E-UTRAN/LTE 123 may comprise a plurality of evolved Node Bs (eNBs). An eNB may perform a radio resource management function. An eNB may also schedule and transmit paging messages and broadcast information, and measure and report measurement configurations for mobility and scheduling. An eNB may further select an MME 132 at UE 110 attachment and route user plane data toward SERVING GATEWAY 134.
GERAN 121 and UTRAN 122 may communicate with SGSN 131 for their data services. E-UTRAN/LTE 123 may communicate with MME 132 for its data services. SGSN 131 and MME 132 may also communicate with each other, when necessary.
SGSN 131 may be responsible for delivery of data packets to and from a UE 110 within its geographical service area. SGSN 131 may perform packet routing and transfer, mobility management, attach/detach and location management, logical link management, and authentication and charging functions.
MME 132 is a control node for E-UTRAN/LTE 123. MME 132 may be responsible for idle mode UE paging and tagging procedures, including retransmissions. MME 132 may also be responsible for choosing a SERVING GATEWAY 134 for a UE 110 at a time of initial attach and at a time of intra-LTE handover involving core network node relocation, MME 132 may further be responsible for authenticating a user by interacting with HSS 133.
HSS 133 may be a database storing user-related and subscription-related information. Exemplary functions of HSS 133 may include mobility management, call and session establishment support, user authentication and access authorization.
SERVING GATEWAY 134 may be responsible for routing and forwarding user data packets, while also acting as a mobility anchor for a user plane during inter-eNodeB handovers and as an anchor for mobility between LTE and other 3GPP technologies. For a UE 110 in an idle state, SERVING GATEWAY 134 may trigger paging when downlink data arrives for the UE 110 and terminate a downlink data path. Exemplary functions of SERVING GATEWAY 134 may include managing and storing UE contexts, e.g., parameters of the IP bearer service, network internal routing information, and replicating user traffic in case of lawful interception.

◆ ◆ ◆ ◆ ◆ ◆ ◆

Parts of the exercise:
- a) According to the LTE network excerpt, why does E-UTRAN/LTE 123 communicate with MME 132?
- b) Reproduce the stretch of the LTE network excerpt from "E-UTRAN/LTE 123 may comprise" through "other, when necessary.".

◆ ◆ ◆ ◆ ◆ ◆ ◆

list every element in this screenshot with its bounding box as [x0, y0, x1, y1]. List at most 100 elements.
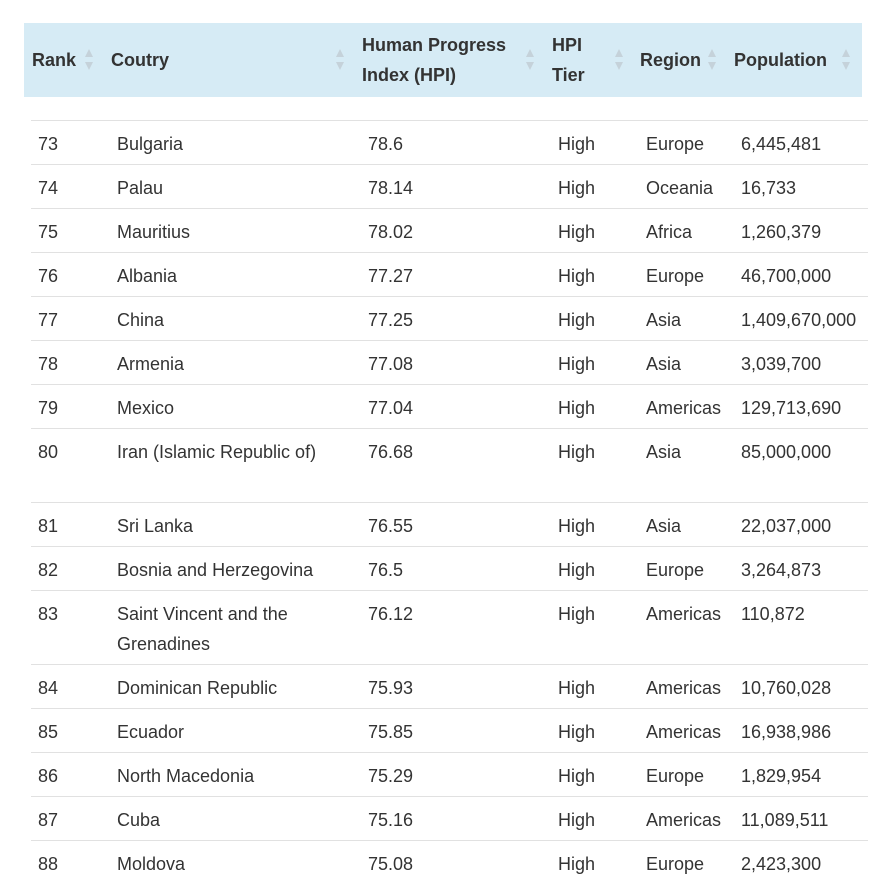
- cell-hpi: 77.25: [368, 310, 414, 330]
- table-row: 75 Mauritius 78.02 High Africa 1,260,379: [31, 208, 868, 252]
- cell-rank: 88: [38, 854, 59, 874]
- table-row: 84 Dominican Republic 75.93 High Americas 10,…: [31, 664, 868, 708]
- cell-country: Saint Vincent and the Grenadines: [117, 604, 288, 654]
- table-body: 73 Bulgaria 78.6 High Europe 6,445,481 74 Palau…: [31, 120, 868, 884]
- cell-region: Americas: [646, 604, 722, 624]
- cell-country: Bosnia and Herzegovina: [117, 560, 314, 580]
- cell-rank: 86: [38, 766, 59, 786]
- column-header-region[interactable]: Region: [640, 23, 710, 97]
- cell-population: 2,423,300: [741, 854, 822, 874]
- cell-region: Asia: [646, 516, 682, 536]
- cell-tier: High: [558, 442, 596, 462]
- cell-tier: High: [558, 516, 596, 536]
- cell-region: Europe: [646, 560, 705, 580]
- cell-population: 22,037,000: [741, 516, 832, 536]
- cell-country: Albania: [117, 266, 178, 286]
- table-row: 79 Mexico 77.04 High Americas 129,713,690: [31, 384, 868, 428]
- column-header-hpi[interactable]: Human Progress Index (HPI): [362, 23, 522, 97]
- cell-country: Iran (Islamic Republic of): [117, 442, 317, 462]
- cell-region: Europe: [646, 766, 705, 786]
- cell-tier: High: [558, 222, 596, 242]
- cell-region: Americas: [646, 678, 722, 698]
- table-row: 74 Palau 78.14 High Oceania 16,733: [31, 164, 868, 208]
- cell-hpi: 75.93: [368, 678, 414, 698]
- cell-rank: 79: [38, 398, 59, 418]
- column-label-hpi: Human Progress Index (HPI): [362, 35, 507, 85]
- table-row: 77 China 77.25 High Asia 1,409,670,000: [31, 296, 868, 340]
- cell-population: 16,733: [741, 178, 797, 198]
- sort-icon[interactable]: [84, 47, 94, 73]
- cell-region: Europe: [646, 134, 705, 154]
- cell-rank: 78: [38, 354, 59, 374]
- cell-population: 110,872: [741, 604, 805, 624]
- column-label-rank: Rank: [32, 50, 77, 70]
- table-row: 76 Albania 77.27 High Europe 46,700,000: [31, 252, 868, 296]
- table-header: Rank Coutry Human Progress Index (HPI) H…: [24, 23, 862, 97]
- cell-country: Palau: [117, 178, 164, 198]
- column-label-tier: HPI Tier: [552, 35, 585, 85]
- cell-population: 3,264,873: [741, 560, 822, 580]
- sort-icon[interactable]: [335, 47, 345, 73]
- cell-population: 1,829,954: [741, 766, 822, 786]
- cell-region: Americas: [646, 398, 722, 418]
- cell-population: 85,000,000: [741, 442, 832, 462]
- cell-country: Ecuador: [117, 722, 185, 742]
- cell-tier: High: [558, 810, 596, 830]
- cell-tier: High: [558, 604, 596, 624]
- cell-rank: 73: [38, 134, 59, 154]
- column-label-population: Population: [734, 50, 827, 70]
- cell-rank: 85: [38, 722, 59, 742]
- cell-rank: 76: [38, 266, 59, 286]
- table-row: 78 Armenia 77.08 High Asia 3,039,700: [31, 340, 868, 384]
- cell-rank: 77: [38, 310, 59, 330]
- cell-country: Dominican Republic: [117, 678, 278, 698]
- cell-tier: High: [558, 766, 596, 786]
- cell-country: Armenia: [117, 354, 185, 374]
- cell-hpi: 77.04: [368, 398, 414, 418]
- cell-region: Asia: [646, 354, 682, 374]
- cell-population: 1,409,670,000: [741, 310, 857, 330]
- table-row: 85 Ecuador 75.85 High Americas 16,938,986: [31, 708, 868, 752]
- cell-hpi: 77.08: [368, 354, 414, 374]
- column-header-country[interactable]: Coutry: [111, 23, 311, 97]
- cell-tier: High: [558, 678, 596, 698]
- table-row: 87 Cuba 75.16 High Americas 11,089,511: [31, 796, 868, 840]
- sort-icon[interactable]: [614, 47, 624, 73]
- cell-hpi: 75.16: [368, 810, 414, 830]
- cell-hpi: 78.6: [368, 134, 404, 154]
- cell-region: Americas: [646, 810, 722, 830]
- sort-icon[interactable]: [707, 47, 717, 73]
- cell-population: 16,938,986: [741, 722, 832, 742]
- cell-hpi: 76.68: [368, 442, 414, 462]
- cell-country: Moldova: [117, 854, 186, 874]
- cell-population: 6,445,481: [741, 134, 822, 154]
- cell-population: 11,089,511: [741, 810, 829, 830]
- cell-tier: High: [558, 310, 596, 330]
- cell-population: 1,260,379: [741, 222, 822, 242]
- cell-region: Asia: [646, 442, 682, 462]
- cell-rank: 75: [38, 222, 59, 242]
- cell-tier: High: [558, 354, 596, 374]
- cell-hpi: 75.29: [368, 766, 414, 786]
- column-header-rank[interactable]: Rank: [32, 23, 94, 97]
- cell-hpi: 76.55: [368, 516, 414, 536]
- cell-hpi: 77.27: [368, 266, 414, 286]
- table-row: 88 Moldova 75.08 High Europe 2,423,300: [31, 840, 868, 884]
- cell-region: Asia: [646, 310, 682, 330]
- sort-icon[interactable]: [841, 47, 851, 73]
- cell-region: Africa: [646, 222, 693, 242]
- cell-hpi: 75.08: [368, 854, 414, 874]
- sort-icon[interactable]: [525, 47, 535, 73]
- cell-region: Europe: [646, 266, 705, 286]
- cell-country: North Macedonia: [117, 766, 255, 786]
- column-header-tier[interactable]: HPI Tier: [552, 23, 602, 97]
- table-row: 86 North Macedonia 75.29 High Europe 1,829,95…: [31, 752, 868, 796]
- cell-rank: 81: [38, 516, 59, 536]
- column-label-region: Region: [640, 50, 701, 70]
- cell-country: Cuba: [117, 810, 161, 830]
- cell-rank: 84: [38, 678, 59, 698]
- column-label-country: Coutry: [111, 50, 169, 70]
- cell-population: 129,713,690: [741, 398, 842, 418]
- column-header-population[interactable]: Population: [734, 23, 844, 97]
- cell-country: Bulgaria: [117, 134, 184, 154]
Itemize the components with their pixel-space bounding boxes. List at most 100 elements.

◆ ◆ ◆ ◆ ◆ ◆ ◆

Solutions for each task:
- a) E-UTRAN/LTE 123 communicates with MME 132 for its data services.

- b)
E-UTRAN/LTE 123 may comprise a plurality of evolved Node Bs (eNBs). An eNB may perform a radio resource management function. An eNB may also schedule and transmit paging messages and broadcast information, and measure and report measurement configurations for mobility and scheduling. An eNB may further select an MME 132 at UE 110 attachment and route user plane data toward SERVING GATEWAY 134.
GERAN 121 and UTRAN 122 may communicate with SGSN 131 for their data services. E-UTRAN/LTE 123 may communicate with MME 132 for its data services. SGSN 131 and MME 132 may also communicate with each other, when necessary.